## Instructions for the task:
Copy the entries below word for word, from the first line through the line that contains "recipient-label-a-pos: A+ xyxy=(893,391,915,407)", with both of those lines included.

## Supplied entries:
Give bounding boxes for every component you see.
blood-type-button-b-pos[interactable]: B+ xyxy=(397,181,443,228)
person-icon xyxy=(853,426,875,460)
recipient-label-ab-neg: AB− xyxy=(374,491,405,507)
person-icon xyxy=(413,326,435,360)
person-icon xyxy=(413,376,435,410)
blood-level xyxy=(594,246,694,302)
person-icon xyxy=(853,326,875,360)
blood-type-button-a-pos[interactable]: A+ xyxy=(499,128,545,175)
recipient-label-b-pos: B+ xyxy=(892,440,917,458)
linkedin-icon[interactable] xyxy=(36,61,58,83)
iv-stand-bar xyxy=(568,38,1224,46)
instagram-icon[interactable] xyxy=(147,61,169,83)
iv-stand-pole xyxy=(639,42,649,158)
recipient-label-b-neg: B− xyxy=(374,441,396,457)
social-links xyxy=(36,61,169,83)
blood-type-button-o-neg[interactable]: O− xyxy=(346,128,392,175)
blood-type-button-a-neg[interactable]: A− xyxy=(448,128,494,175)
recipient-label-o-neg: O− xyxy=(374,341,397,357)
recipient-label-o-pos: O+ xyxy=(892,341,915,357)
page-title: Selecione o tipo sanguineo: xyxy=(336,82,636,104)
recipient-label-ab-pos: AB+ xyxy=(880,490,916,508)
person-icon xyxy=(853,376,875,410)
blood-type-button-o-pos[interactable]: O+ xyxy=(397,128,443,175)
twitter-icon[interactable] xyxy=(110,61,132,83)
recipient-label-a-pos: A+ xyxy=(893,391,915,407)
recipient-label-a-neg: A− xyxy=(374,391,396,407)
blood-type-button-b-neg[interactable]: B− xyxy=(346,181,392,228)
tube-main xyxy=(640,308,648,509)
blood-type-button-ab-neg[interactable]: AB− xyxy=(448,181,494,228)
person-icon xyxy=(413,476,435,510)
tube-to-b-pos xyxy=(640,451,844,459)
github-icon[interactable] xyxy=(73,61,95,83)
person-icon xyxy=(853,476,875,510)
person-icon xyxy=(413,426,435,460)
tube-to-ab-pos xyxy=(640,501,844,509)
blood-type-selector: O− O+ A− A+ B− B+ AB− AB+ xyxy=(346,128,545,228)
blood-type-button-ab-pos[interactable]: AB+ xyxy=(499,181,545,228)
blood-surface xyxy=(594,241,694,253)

## Solution to this exercise:
Give bounding boxes for every component you see.
blood-type-button-b-pos[interactable]: B+ xyxy=(397,181,443,228)
person-icon xyxy=(853,426,875,460)
recipient-label-ab-neg: AB− xyxy=(374,491,405,507)
person-icon xyxy=(413,326,435,360)
person-icon xyxy=(413,376,435,410)
blood-level xyxy=(594,246,694,302)
person-icon xyxy=(853,326,875,360)
blood-type-button-a-pos[interactable]: A+ xyxy=(499,128,545,175)
recipient-label-b-pos: B+ xyxy=(892,440,917,458)
linkedin-icon[interactable] xyxy=(36,61,58,83)
iv-stand-bar xyxy=(568,38,1224,46)
instagram-icon[interactable] xyxy=(147,61,169,83)
iv-stand-pole xyxy=(639,42,649,158)
recipient-label-b-neg: B− xyxy=(374,441,396,457)
social-links xyxy=(36,61,169,83)
blood-type-button-o-neg[interactable]: O− xyxy=(346,128,392,175)
blood-type-button-a-neg[interactable]: A− xyxy=(448,128,494,175)
recipient-label-o-neg: O− xyxy=(374,341,397,357)
recipient-label-o-pos: O+ xyxy=(892,341,915,357)
page-title: Selecione o tipo sanguineo: xyxy=(336,82,636,104)
recipient-label-ab-pos: AB+ xyxy=(880,490,916,508)
person-icon xyxy=(853,376,875,410)
blood-type-button-o-pos[interactable]: O+ xyxy=(397,128,443,175)
twitter-icon[interactable] xyxy=(110,61,132,83)
recipient-label-a-pos: A+ xyxy=(893,391,915,407)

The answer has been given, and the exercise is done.